YOUR GOAL ▸
Leave out every picture, then transcribe the rest of the listing exactly.

RECORDED DATA ▸
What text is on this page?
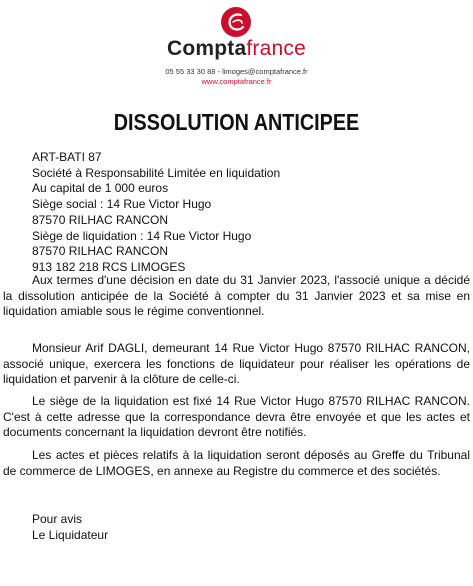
Comptafrance
05 55 33 30 88 - limoges@comptafrance.fr
www.comptafrance.fr
DISSOLUTION ANTICIPEE
ART-BATI 87
Société à Responsabilité Limitée en liquidation
Au capital de 1 000 euros
Siège social : 14 Rue Victor Hugo
87570 RILHAC RANCON
Siège de liquidation : 14 Rue Victor Hugo
87570 RILHAC RANCON
913 182 218 RCS LIMOGES
Aux termes d'une décision en date du 31 Janvier 2023, l'associé unique a décidé la dissolution anticipée de la Société à compter du 31 Janvier 2023 et sa mise en liquidation amiable sous le régime conventionnel.
Monsieur Arif DAGLI, demeurant 14 Rue Victor Hugo 87570 RILHAC RANCON, associé unique, exercera les fonctions de liquidateur pour réaliser les opérations de liquidation et parvenir à la clôture de celle-ci.
Le siège de la liquidation est fixé 14 Rue Victor Hugo 87570 RILHAC RANCON. C'est à cette adresse que la correspondance devra être envoyée et que les actes et documents concernant la liquidation devront être notifiés.
Les actes et pièces relatifs à la liquidation seront déposés au Greffe du Tribunal de commerce de LIMOGES, en annexe au Registre du commerce et des sociétés.
Pour avis
Le Liquidateur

WRITTEN SOLUTION ▸
What text is on this page?
Comptafrance
05 55 33 30 88 - limoges@comptafrance.fr
www.comptafrance.fr
DISSOLUTION ANTICIPEE
ART-BATI 87
Société à Responsabilité Limitée en liquidation
Au capital de 1 000 euros
Siège social : 14 Rue Victor Hugo
87570 RILHAC RANCON
Siège de liquidation : 14 Rue Victor Hugo
87570 RILHAC RANCON
913 182 218 RCS LIMOGES
Aux termes d'une décision en date du 31 Janvier 2023, l'associé unique a décidé la dissolution anticipée de la Société à compter du 31 Janvier 2023 et sa mise en liquidation amiable sous le régime conventionnel.
Monsieur Arif DAGLI, demeurant 14 Rue Victor Hugo 87570 RILHAC RANCON, associé unique, exercera les fonctions de liquidateur pour réaliser les opérations de liquidation et parvenir à la clôture de celle-ci.
Le siège de la liquidation est fixé 14 Rue Victor Hugo 87570 RILHAC RANCON. C'est à cette adresse que la correspondance devra être envoyée et que les actes et documents concernant la liquidation devront être notifiés.
Les actes et pièces relatifs à la liquidation seront déposés au Greffe du Tribunal de commerce de LIMOGES, en annexe au Registre du commerce et des sociétés.
Pour avis
Le Liquidateur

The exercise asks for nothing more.